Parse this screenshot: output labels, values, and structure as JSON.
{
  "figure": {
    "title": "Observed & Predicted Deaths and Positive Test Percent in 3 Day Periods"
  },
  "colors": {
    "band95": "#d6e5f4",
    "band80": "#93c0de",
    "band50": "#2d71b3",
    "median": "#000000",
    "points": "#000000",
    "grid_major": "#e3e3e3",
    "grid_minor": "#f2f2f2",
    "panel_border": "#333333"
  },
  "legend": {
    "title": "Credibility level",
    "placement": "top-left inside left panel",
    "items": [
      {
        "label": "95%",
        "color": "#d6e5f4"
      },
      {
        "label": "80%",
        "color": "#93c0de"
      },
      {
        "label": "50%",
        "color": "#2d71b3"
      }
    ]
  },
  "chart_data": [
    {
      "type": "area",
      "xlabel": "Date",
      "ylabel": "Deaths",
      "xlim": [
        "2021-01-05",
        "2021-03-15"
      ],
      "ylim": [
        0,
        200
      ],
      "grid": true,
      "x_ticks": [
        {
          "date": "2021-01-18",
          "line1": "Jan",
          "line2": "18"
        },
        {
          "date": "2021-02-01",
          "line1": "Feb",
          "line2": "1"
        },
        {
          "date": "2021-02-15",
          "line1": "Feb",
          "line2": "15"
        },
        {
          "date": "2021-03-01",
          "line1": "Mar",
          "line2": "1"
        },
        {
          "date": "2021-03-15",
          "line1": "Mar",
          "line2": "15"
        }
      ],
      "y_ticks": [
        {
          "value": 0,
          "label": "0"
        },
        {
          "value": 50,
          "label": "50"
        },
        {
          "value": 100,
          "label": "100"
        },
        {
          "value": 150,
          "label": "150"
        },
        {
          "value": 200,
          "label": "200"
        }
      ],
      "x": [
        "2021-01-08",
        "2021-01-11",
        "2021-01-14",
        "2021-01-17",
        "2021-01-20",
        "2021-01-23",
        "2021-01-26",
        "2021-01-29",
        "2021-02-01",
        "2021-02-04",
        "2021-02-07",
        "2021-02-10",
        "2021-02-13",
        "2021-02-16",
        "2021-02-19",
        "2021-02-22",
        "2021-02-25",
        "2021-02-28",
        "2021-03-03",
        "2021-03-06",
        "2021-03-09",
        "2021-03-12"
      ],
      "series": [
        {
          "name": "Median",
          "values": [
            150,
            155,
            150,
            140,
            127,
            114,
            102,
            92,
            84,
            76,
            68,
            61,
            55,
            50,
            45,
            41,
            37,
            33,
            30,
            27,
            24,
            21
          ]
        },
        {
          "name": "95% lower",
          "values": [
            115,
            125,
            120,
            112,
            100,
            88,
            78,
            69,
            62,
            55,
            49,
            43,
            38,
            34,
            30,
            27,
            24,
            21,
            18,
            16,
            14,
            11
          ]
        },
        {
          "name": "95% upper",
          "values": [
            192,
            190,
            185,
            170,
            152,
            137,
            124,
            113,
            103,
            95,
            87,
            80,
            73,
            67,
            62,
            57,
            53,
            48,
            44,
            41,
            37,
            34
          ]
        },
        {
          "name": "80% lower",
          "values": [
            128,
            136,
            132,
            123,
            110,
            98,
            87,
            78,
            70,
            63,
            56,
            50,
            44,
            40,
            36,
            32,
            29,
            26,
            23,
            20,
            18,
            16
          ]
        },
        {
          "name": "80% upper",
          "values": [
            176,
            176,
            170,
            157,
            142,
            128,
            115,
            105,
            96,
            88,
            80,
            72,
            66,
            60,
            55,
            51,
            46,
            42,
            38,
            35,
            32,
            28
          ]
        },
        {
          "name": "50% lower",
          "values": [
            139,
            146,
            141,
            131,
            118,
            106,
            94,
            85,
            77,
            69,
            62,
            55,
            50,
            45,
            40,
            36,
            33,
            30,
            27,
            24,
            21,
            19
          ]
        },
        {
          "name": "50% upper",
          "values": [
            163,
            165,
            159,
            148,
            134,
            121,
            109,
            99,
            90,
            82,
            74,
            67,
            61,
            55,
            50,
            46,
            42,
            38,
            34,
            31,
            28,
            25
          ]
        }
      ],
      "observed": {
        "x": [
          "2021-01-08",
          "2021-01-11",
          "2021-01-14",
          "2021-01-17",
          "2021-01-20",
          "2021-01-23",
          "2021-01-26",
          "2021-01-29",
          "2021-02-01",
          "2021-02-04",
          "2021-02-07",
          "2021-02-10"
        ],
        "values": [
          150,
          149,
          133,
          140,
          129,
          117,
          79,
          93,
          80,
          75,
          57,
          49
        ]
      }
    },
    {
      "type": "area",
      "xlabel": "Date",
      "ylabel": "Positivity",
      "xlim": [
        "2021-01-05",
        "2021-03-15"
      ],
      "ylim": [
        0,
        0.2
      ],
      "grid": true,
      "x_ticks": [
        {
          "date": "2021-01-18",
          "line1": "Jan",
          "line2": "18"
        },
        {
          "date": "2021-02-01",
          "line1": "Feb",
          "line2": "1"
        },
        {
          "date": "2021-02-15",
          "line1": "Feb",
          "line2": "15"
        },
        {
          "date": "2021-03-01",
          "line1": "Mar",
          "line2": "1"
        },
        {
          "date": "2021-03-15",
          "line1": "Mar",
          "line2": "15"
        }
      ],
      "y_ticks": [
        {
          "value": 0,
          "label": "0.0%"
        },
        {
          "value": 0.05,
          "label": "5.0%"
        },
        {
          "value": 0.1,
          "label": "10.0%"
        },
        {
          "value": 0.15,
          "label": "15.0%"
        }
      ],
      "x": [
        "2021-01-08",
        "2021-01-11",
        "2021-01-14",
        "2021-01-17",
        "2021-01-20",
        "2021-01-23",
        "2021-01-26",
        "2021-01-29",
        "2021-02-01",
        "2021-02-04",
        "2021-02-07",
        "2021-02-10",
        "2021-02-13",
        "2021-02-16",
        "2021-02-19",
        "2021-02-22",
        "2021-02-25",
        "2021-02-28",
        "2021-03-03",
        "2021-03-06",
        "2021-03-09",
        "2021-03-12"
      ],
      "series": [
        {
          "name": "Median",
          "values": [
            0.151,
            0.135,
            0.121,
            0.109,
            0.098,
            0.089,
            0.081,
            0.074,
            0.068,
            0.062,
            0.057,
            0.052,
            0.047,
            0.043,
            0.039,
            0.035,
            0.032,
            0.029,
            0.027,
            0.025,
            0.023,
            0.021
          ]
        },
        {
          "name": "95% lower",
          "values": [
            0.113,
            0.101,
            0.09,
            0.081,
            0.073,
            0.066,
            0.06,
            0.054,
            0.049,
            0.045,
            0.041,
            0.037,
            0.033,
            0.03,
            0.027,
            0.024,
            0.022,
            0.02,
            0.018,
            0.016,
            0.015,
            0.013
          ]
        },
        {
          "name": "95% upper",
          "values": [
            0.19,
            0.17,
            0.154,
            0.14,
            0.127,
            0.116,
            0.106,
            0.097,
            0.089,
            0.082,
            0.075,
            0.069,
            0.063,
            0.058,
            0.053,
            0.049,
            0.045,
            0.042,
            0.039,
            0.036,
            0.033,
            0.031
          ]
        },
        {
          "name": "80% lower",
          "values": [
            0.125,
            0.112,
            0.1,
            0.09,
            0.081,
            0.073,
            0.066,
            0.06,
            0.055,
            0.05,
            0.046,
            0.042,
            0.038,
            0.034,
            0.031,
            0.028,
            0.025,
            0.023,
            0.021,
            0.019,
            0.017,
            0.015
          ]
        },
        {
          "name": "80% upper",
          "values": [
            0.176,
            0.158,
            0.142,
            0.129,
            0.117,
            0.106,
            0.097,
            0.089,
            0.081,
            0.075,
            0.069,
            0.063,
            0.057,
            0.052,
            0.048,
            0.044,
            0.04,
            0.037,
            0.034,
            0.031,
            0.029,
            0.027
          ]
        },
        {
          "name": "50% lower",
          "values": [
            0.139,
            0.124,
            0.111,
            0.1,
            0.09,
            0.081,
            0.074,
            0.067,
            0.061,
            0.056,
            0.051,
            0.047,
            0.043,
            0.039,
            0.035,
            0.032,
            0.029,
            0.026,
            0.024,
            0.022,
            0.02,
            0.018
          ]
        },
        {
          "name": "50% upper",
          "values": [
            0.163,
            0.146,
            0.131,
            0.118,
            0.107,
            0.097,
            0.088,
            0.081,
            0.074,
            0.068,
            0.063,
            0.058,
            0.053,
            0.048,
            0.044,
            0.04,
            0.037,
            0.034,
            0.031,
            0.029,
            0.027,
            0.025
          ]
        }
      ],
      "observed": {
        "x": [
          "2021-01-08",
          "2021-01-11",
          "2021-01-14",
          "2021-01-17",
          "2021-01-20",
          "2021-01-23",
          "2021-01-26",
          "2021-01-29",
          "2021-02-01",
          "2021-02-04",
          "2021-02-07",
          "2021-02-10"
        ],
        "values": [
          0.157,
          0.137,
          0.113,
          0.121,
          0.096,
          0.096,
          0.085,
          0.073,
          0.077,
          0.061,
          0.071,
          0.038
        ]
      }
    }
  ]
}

------

» Stated goal: Copy each line that holds the word "Deaths".

» Response below:
    "title": "Observed & Predicted Deaths and Positive Test Percent in 3 Day Periods"
      "ylabel": "Deaths",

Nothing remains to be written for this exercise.